What the exercise asks: Can you restate the records below word for word?

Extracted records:
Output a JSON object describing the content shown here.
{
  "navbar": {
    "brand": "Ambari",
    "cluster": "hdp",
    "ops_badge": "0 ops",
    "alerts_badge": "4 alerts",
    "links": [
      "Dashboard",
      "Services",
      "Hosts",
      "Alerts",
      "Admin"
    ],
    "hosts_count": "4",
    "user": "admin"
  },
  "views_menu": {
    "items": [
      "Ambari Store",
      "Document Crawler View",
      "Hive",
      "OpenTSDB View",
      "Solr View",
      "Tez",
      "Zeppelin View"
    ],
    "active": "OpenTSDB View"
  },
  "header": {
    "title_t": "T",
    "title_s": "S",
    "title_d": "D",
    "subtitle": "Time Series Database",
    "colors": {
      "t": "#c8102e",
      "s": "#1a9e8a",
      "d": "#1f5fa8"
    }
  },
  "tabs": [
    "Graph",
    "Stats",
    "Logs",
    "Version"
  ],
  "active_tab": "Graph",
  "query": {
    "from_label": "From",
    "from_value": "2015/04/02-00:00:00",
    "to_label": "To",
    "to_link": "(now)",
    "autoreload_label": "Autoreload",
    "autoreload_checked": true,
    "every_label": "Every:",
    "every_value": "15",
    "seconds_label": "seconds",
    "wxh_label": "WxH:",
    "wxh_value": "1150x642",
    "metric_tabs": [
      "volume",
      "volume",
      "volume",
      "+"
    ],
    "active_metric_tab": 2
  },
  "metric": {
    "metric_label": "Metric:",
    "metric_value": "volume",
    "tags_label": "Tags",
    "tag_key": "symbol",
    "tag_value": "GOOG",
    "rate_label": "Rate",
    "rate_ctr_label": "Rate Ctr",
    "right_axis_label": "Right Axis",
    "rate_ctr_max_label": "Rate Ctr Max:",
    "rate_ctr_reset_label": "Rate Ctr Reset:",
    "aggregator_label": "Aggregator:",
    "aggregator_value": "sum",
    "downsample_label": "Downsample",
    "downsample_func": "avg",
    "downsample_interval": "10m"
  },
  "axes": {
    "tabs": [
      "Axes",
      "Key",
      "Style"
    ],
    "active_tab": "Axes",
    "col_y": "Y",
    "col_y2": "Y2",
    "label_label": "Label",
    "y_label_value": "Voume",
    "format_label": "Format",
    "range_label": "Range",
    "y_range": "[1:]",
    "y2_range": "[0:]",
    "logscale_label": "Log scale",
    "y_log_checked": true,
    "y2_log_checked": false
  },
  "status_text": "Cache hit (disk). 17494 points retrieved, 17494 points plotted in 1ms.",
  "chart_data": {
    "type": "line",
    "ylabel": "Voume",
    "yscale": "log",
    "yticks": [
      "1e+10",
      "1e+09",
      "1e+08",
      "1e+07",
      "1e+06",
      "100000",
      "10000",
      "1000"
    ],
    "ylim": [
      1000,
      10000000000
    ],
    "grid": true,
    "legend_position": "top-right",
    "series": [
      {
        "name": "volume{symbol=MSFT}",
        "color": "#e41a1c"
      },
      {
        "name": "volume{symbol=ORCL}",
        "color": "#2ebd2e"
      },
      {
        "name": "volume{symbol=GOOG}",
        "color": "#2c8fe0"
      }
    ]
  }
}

Result:
Output a JSON object describing the content shown here.
{
  "navbar": {
    "brand": "Ambari",
    "cluster": "hdp",
    "ops_badge": "0 ops",
    "alerts_badge": "4 alerts",
    "links": [
      "Dashboard",
      "Services",
      "Hosts",
      "Alerts",
      "Admin"
    ],
    "hosts_count": "4",
    "user": "admin"
  },
  "views_menu": {
    "items": [
      "Ambari Store",
      "Document Crawler View",
      "Hive",
      "OpenTSDB View",
      "Solr View",
      "Tez",
      "Zeppelin View"
    ],
    "active": "OpenTSDB View"
  },
  "header": {
    "title_t": "T",
    "title_s": "S",
    "title_d": "D",
    "subtitle": "Time Series Database",
    "colors": {
      "t": "#c8102e",
      "s": "#1a9e8a",
      "d": "#1f5fa8"
    }
  },
  "tabs": [
    "Graph",
    "Stats",
    "Logs",
    "Version"
  ],
  "active_tab": "Graph",
  "query": {
    "from_label": "From",
    "from_value": "2015/04/02-00:00:00",
    "to_label": "To",
    "to_link": "(now)",
    "autoreload_label": "Autoreload",
    "autoreload_checked": true,
    "every_label": "Every:",
    "every_value": "15",
    "seconds_label": "seconds",
    "wxh_label": "WxH:",
    "wxh_value": "1150x642",
    "metric_tabs": [
      "volume",
      "volume",
      "volume",
      "+"
    ],
    "active_metric_tab": 2
  },
  "metric": {
    "metric_label": "Metric:",
    "metric_value": "volume",
    "tags_label": "Tags",
    "tag_key": "symbol",
    "tag_value": "GOOG",
    "rate_label": "Rate",
    "rate_ctr_label": "Rate Ctr",
    "right_axis_label": "Right Axis",
    "rate_ctr_max_label": "Rate Ctr Max:",
    "rate_ctr_reset_label": "Rate Ctr Reset:",
    "aggregator_label": "Aggregator:",
    "aggregator_value": "sum",
    "downsample_label": "Downsample",
    "downsample_func": "avg",
    "downsample_interval": "10m"
  },
  "axes": {
    "tabs": [
      "Axes",
      "Key",
      "Style"
    ],
    "active_tab": "Axes",
    "col_y": "Y",
    "col_y2": "Y2",
    "label_label": "Label",
    "y_label_value": "Voume",
    "format_label": "Format",
    "range_label": "Range",
    "y_range": "[1:]",
    "y2_range": "[0:]",
    "logscale_label": "Log scale",
    "y_log_checked": true,
    "y2_log_checked": false
  },
  "status_text": "Cache hit (disk). 17494 points retrieved, 17494 points plotted in 1ms.",
  "chart_data": {
    "type": "line",
    "ylabel": "Voume",
    "yscale": "log",
    "yticks": [
      "1e+10",
      "1e+09",
      "1e+08",
      "1e+07",
      "1e+06",
      "100000",
      "10000",
      "1000"
    ],
    "ylim": [
      1000,
      10000000000
    ],
    "grid": true,
    "legend_position": "top-right",
    "series": [
      {
        "name": "volume{symbol=MSFT}",
        "color": "#e41a1c"
      },
      {
        "name": "volume{symbol=ORCL}",
        "color": "#2ebd2e"
      },
      {
        "name": "volume{symbol=GOOG}",
        "color": "#2c8fe0"
      }
    ]
  }
}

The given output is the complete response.